Write out the entries from the line with "label-text: ->会员ID <box>1142" up to and including the line with "menu-label: 主题设置 <box>23 480 79 497</box>", reproducing each line exactly.

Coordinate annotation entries
^^^^^^^^^^^^^^^^
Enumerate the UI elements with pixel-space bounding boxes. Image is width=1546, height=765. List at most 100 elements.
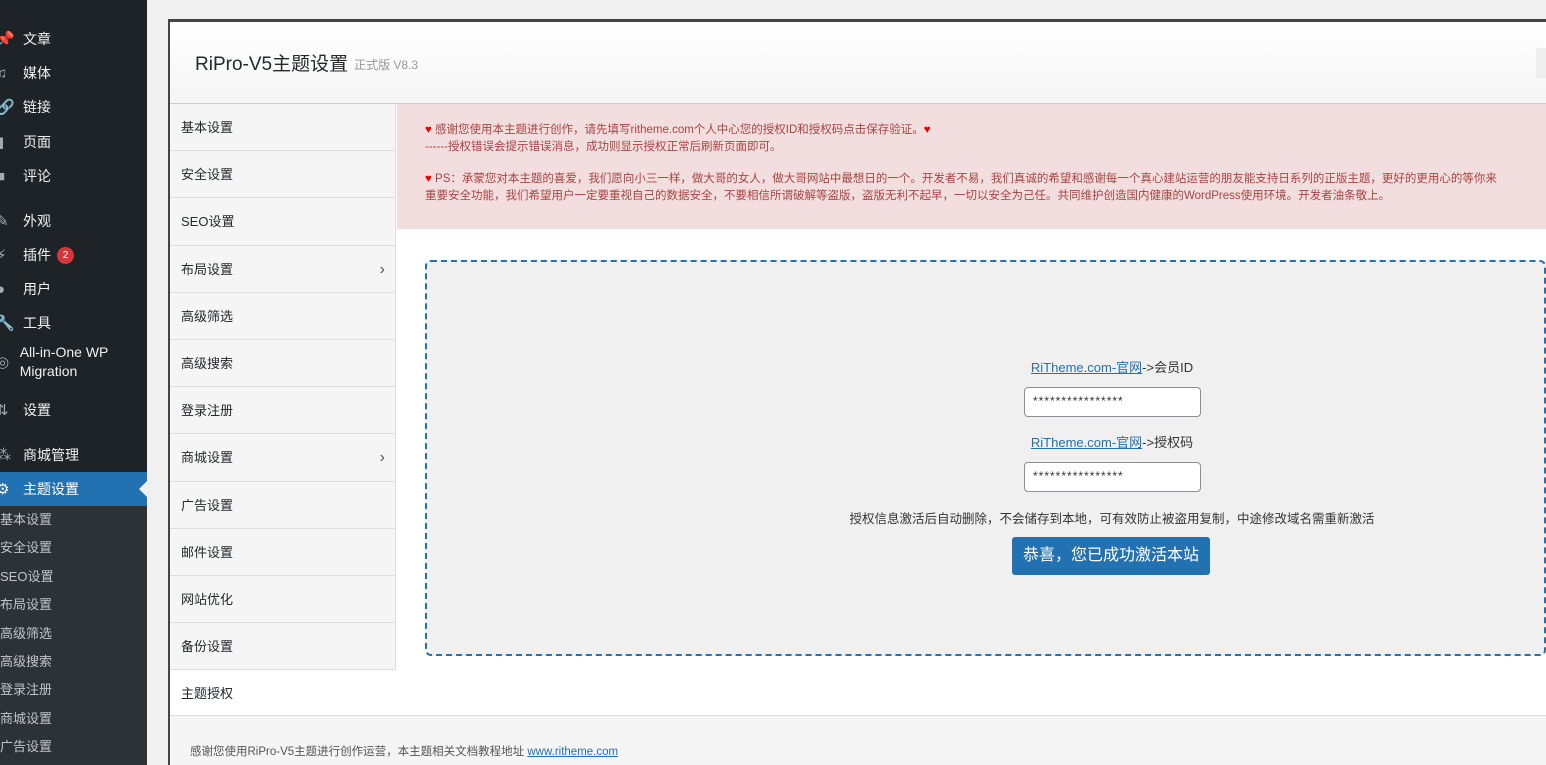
label-text: ->会员ID <box>1142 360 1194 375</box>
license-hint: 授权信息激活后自动删除，不会储存到本地，可有效防止被盗用复制，中途修改域名需重新… <box>849 512 1375 526</box>
comment-icon: ■ <box>0 167 6 185</box>
nav-label: 安全设置 <box>181 167 234 183</box>
ritheme-link[interactable]: RiTheme.com-官网 <box>1031 435 1142 450</box>
submenu-item[interactable]: 高级搜索 <box>0 648 147 676</box>
menu-label: 工具 <box>23 314 51 331</box>
admin-menu-item[interactable]: ⁂ 商城管理 <box>0 438 147 472</box>
panel-header: RiPro-V5主题设置 正式版 V8.3 <box>170 22 1546 104</box>
nav-label: 广告设置 <box>181 497 234 513</box>
license-code-input[interactable]: **************** <box>1024 462 1201 492</box>
admin-menu-item[interactable]: ♫ 媒体 <box>0 56 147 90</box>
pin-icon: 📌 <box>0 31 15 48</box>
label-text: ->授权码 <box>1142 435 1194 450</box>
nav-item[interactable]: SEO设置 <box>170 198 396 246</box>
menu-label: 主题设置 <box>23 480 79 497</box>
nav-label: 备份设置 <box>181 639 234 655</box>
admin-menu-item[interactable]: ⚡ 插件 2 <box>0 238 147 272</box>
notice-line: 重要安全功能，我们希望用户一定要重视自己的数据安全，不要相信所谓破解等盗版，盗版… <box>425 189 1391 202</box>
nav-label: 网站优化 <box>181 591 234 607</box>
nav-label: 商城设置 <box>181 450 234 466</box>
settings-icon: ⇅ <box>0 402 9 419</box>
notice-line: ------授权错误会提示错误消息，成功则显示授权正常后刷新页面即可。 <box>425 140 782 153</box>
admin-menu-item[interactable]: ● 用户 <box>0 272 147 306</box>
footer-link[interactable]: www.ritheme.com <box>527 746 618 758</box>
brush-icon: ✎ <box>0 213 9 230</box>
plugin-icon: ⚡ <box>0 247 7 264</box>
nav-item[interactable]: 登录注册 <box>170 387 396 435</box>
link-icon: 🔗 <box>0 99 15 116</box>
nav-item[interactable]: 主题授权 <box>170 670 396 718</box>
menu-label: 设置 <box>23 401 51 418</box>
wrench-icon: 🔧 <box>0 315 15 332</box>
submenu-item[interactable]: 商城设置 <box>0 705 147 733</box>
menu-label: 页面 <box>23 133 51 150</box>
admin-menu-item[interactable]: 🔧 工具 <box>0 306 147 340</box>
member-id-input[interactable]: **************** <box>1024 387 1201 417</box>
nav-item[interactable]: 广告设置 <box>170 481 396 529</box>
version-label: 正式版 V8.3 <box>354 58 419 72</box>
menu-label: 外观 <box>23 212 51 229</box>
license-box: RiTheme.com-官网->会员ID **************** Ri… <box>425 260 1546 656</box>
shop-icon: ⁂ <box>0 446 18 464</box>
heart-icon: ♥ <box>425 124 432 136</box>
nav-label: SEO设置 <box>181 214 235 230</box>
admin-menu-item[interactable]: ✎ 外观 <box>0 204 147 238</box>
admin-menu-item[interactable]: ⇅ 设置 <box>0 393 147 427</box>
license-notice: ♥ 感谢您使用本主题进行创作，请先填写ritheme.com个人中心您的授权ID… <box>397 104 1546 229</box>
nav-label: 主题授权 <box>181 686 234 702</box>
member-id-label: RiTheme.com-官网->会员ID <box>672 357 1546 376</box>
nav-item[interactable]: 备份设置 <box>170 623 396 671</box>
nav-label: 布局设置 <box>181 261 234 277</box>
menu-label: 链接 <box>23 98 51 115</box>
submenu-item[interactable]: 基本设置 <box>0 506 147 534</box>
notice-line: 感谢您使用本主题进行创作，请先填写ritheme.com个人中心您的授权ID和授… <box>435 124 924 136</box>
nav-item[interactable]: 安全设置 <box>170 151 396 199</box>
nav-label: 高级筛选 <box>181 308 234 324</box>
admin-submenu: 基本设置 安全设置 SEO设置 布局设置 高级筛选 高级搜索 登录注册 商城设置 广告设置 <box>0 506 147 765</box>
admin-menu-item[interactable]: ▮ 页面 <box>0 125 147 159</box>
submenu-item[interactable]: SEO设置 <box>0 563 147 591</box>
header-button[interactable] <box>1536 48 1546 78</box>
submenu-item[interactable]: 布局设置 <box>0 591 147 619</box>
notice-line: PS：承蒙您对本主题的喜爱，我们愿向小三一样，做大哥的女人，做大哥网站中最想日的… <box>435 173 1497 185</box>
migration-icon: ◎ <box>0 354 10 371</box>
chevron-right-icon: › <box>379 449 385 467</box>
ritheme-link[interactable]: RiTheme.com-官网 <box>1031 360 1142 375</box>
submenu-item[interactable]: 高级筛选 <box>0 620 147 648</box>
admin-menu-item[interactable]: ⚙ 主题设置 <box>0 472 147 506</box>
submenu-item[interactable]: 安全设置 <box>0 534 147 562</box>
nav-item[interactable]: 高级搜索 <box>170 339 396 388</box>
menu-label: 商城管理 <box>23 446 79 463</box>
nav-item[interactable]: 邮件设置 <box>170 528 396 576</box>
nav-label: 基本设置 <box>181 120 234 135</box>
heart-icon: ♥ <box>923 124 931 136</box>
menu-label: 文章 <box>23 30 51 47</box>
footer-text: 感谢您使用RiPro-V5主题进行创作运营，本主题相关文档教程地址 <box>190 746 528 758</box>
menu-label: All-in-One WP Migration <box>19 344 109 379</box>
admin-menu-item[interactable]: 🔗 链接 <box>0 90 147 124</box>
nav-item[interactable]: 布局设置 › <box>170 245 396 293</box>
media-icon: ♫ <box>0 64 8 82</box>
nav-item[interactable]: 网站优化 <box>170 575 396 624</box>
nav-label: 登录注册 <box>181 403 234 419</box>
admin-menu-item[interactable]: ■ 评论 <box>0 159 147 193</box>
submenu-item[interactable]: 登录注册 <box>0 676 147 704</box>
user-icon: ● <box>0 280 6 298</box>
heart-icon: ♥ <box>425 173 432 185</box>
settings-nav: 基本设置安全设置 SEO设置布局设置 › 高级筛选高级搜索登录注册商城设置 › 广告设置邮… <box>170 104 396 718</box>
chevron-right-icon: › <box>379 260 385 278</box>
submenu-item[interactable]: 广告设置 <box>0 733 147 761</box>
nav-item[interactable]: 商城设置 › <box>170 434 396 482</box>
admin-menu-item[interactable]: ◎ All-in-One WP Migration <box>0 342 147 382</box>
update-count-badge: 2 <box>57 246 74 264</box>
page-title: RiPro-V5主题设置 <box>195 54 349 75</box>
admin-menu-item[interactable]: 📌 文章 <box>0 22 147 56</box>
nav-item[interactable]: 高级筛选 <box>170 292 396 340</box>
menu-label: 评论 <box>23 167 51 184</box>
panel-footer: 感谢您使用RiPro-V5主题进行创作运营，本主题相关文档教程地址 www.ri… <box>170 715 1546 765</box>
nav-item[interactable]: 基本设置 <box>170 104 396 152</box>
nav-label: 邮件设置 <box>181 544 234 560</box>
settings-panel: RiPro-V5主题设置 正式版 V8.3 基本设置安全设置 SEO设置布局设置 ›… <box>168 19 1546 765</box>
menu-label: 媒体 <box>23 64 51 81</box>
activate-button[interactable]: 恭喜，您已成功激活本站 <box>1012 537 1210 575</box>
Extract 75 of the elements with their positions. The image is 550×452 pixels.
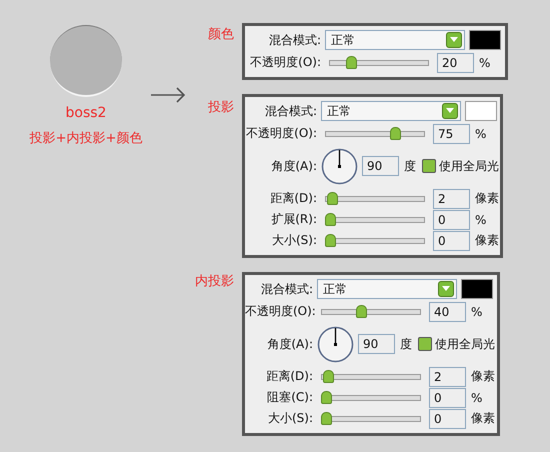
slider-thumb[interactable]: [390, 127, 402, 140]
field-label: 扩展(R):: [270, 211, 318, 228]
color-swatch[interactable]: [469, 30, 501, 50]
field-label: 混合模式:: [264, 102, 318, 120]
checkbox[interactable]: [422, 159, 436, 173]
value-field[interactable]: 2: [429, 366, 466, 386]
value-field[interactable]: 90: [362, 156, 399, 176]
section-title: 内投影: [194, 273, 235, 291]
slider[interactable]: [325, 213, 425, 226]
slider-thumb[interactable]: [356, 305, 367, 318]
field-label: 混合模式:: [268, 32, 322, 48]
checkbox-label: 使用全局光: [435, 336, 495, 352]
unit-label: %: [475, 126, 486, 140]
value-field[interactable]: 2: [433, 188, 470, 208]
preview-caption: 投影+内投影+颜色: [30, 130, 142, 147]
unit-label: %: [479, 56, 490, 70]
unit-label: 像素: [475, 190, 499, 207]
color-swatch[interactable]: [461, 279, 493, 299]
slider[interactable]: [325, 234, 425, 247]
arrow-icon: [150, 86, 186, 104]
preview-name: boss2: [66, 105, 106, 121]
field-label: 角度(A):: [266, 336, 314, 352]
field-label: 距离(D):: [269, 190, 318, 207]
slider-thumb[interactable]: [321, 391, 332, 404]
slider[interactable]: [325, 192, 425, 205]
angle-dial[interactable]: [321, 148, 358, 184]
blend-mode-dropdown[interactable]: 正常: [317, 279, 457, 299]
unit-label: 度: [400, 336, 412, 352]
checkbox-label: 使用全局光: [439, 158, 499, 174]
dropdown-icon[interactable]: [446, 32, 462, 48]
value-field[interactable]: 0: [429, 388, 466, 408]
slider-thumb[interactable]: [325, 234, 336, 247]
field-label: 角度(A):: [270, 158, 318, 174]
field-label: 不透明度(O):: [249, 54, 322, 71]
blend-mode-dropdown[interactable]: 正常: [325, 30, 465, 50]
unit-label: 像素: [471, 368, 495, 385]
checkbox[interactable]: [418, 337, 432, 351]
slider[interactable]: [329, 56, 429, 69]
section-title: 投影: [207, 99, 235, 117]
field-label: 阻塞(C):: [266, 389, 314, 406]
slider[interactable]: [321, 370, 421, 383]
section-title: 颜色: [207, 26, 235, 44]
unit-label: %: [475, 212, 486, 226]
slider-thumb[interactable]: [325, 213, 336, 226]
dropdown-icon[interactable]: [438, 281, 454, 297]
slider[interactable]: [321, 305, 421, 318]
value-field[interactable]: 90: [358, 334, 395, 354]
field-label: 大小(S):: [266, 410, 314, 427]
unit-label: %: [471, 304, 482, 318]
angle-dial[interactable]: [317, 326, 354, 362]
field-label: 大小(S):: [270, 232, 318, 249]
slider[interactable]: [325, 127, 425, 140]
value-field[interactable]: 0: [433, 230, 470, 250]
value-field[interactable]: 40: [429, 302, 466, 322]
value-field[interactable]: 75: [433, 124, 470, 144]
slider-thumb[interactable]: [322, 370, 334, 383]
blend-mode-dropdown[interactable]: 正常: [321, 101, 461, 121]
slider-thumb[interactable]: [321, 412, 332, 425]
field-label: 距离(D):: [265, 368, 314, 385]
color-swatch[interactable]: [465, 101, 497, 121]
value-field[interactable]: 0: [429, 408, 466, 428]
slider[interactable]: [321, 412, 421, 425]
field-label: 不透明度(O):: [245, 125, 318, 142]
value-field[interactable]: 20: [437, 52, 474, 72]
dropdown-icon[interactable]: [442, 103, 458, 119]
field-label: 混合模式:: [260, 280, 314, 298]
value-field[interactable]: 0: [433, 210, 470, 230]
slider[interactable]: [321, 391, 421, 404]
slider-thumb[interactable]: [346, 56, 358, 69]
field-label: 不透明度(O):: [245, 303, 317, 320]
unit-label: 像素: [475, 232, 499, 249]
slider-thumb[interactable]: [326, 192, 338, 205]
unit-label: 度: [404, 158, 416, 174]
unit-label: %: [471, 390, 482, 404]
unit-label: 像素: [471, 410, 495, 427]
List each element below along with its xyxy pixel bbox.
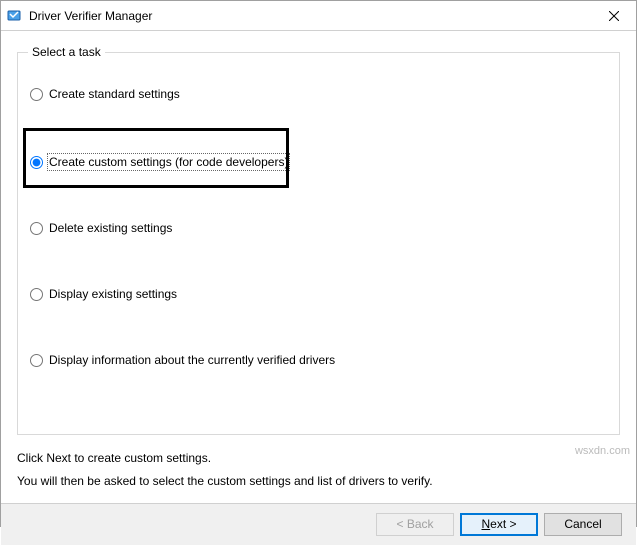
^^^^^^^^^^^^^^^^
→ Finished answer:
label-text: ->会员ID <box>1142 360 1194 375</box>
license-hint: 授权信息激活后自动删除，不会储存到本地，可有效防止被盗用复制，中途修改域名需重新… <box>849 512 1375 526</box>
comment-icon: ■ <box>0 167 6 185</box>
nav-label: 安全设置 <box>181 167 234 183</box>
ritheme-link[interactable]: RiTheme.com-官网 <box>1031 435 1142 450</box>
submenu-item[interactable]: 高级搜索 <box>0 648 147 676</box>
menu-label: 工具 <box>23 314 51 331</box>
admin-menu-item[interactable]: ⁂ 商城管理 <box>0 438 147 472</box>
panel-header: RiPro-V5主题设置 正式版 V8.3 <box>170 22 1546 104</box>
nav-label: 广告设置 <box>181 497 234 513</box>
license-code-input[interactable]: **************** <box>1024 462 1201 492</box>
admin-menu-item[interactable]: ♫ 媒体 <box>0 56 147 90</box>
pin-icon: 📌 <box>0 31 15 48</box>
label-text: ->授权码 <box>1142 435 1194 450</box>
nav-item[interactable]: SEO设置 <box>170 198 396 246</box>
menu-label: 主题设置 <box>23 480 79 497</box>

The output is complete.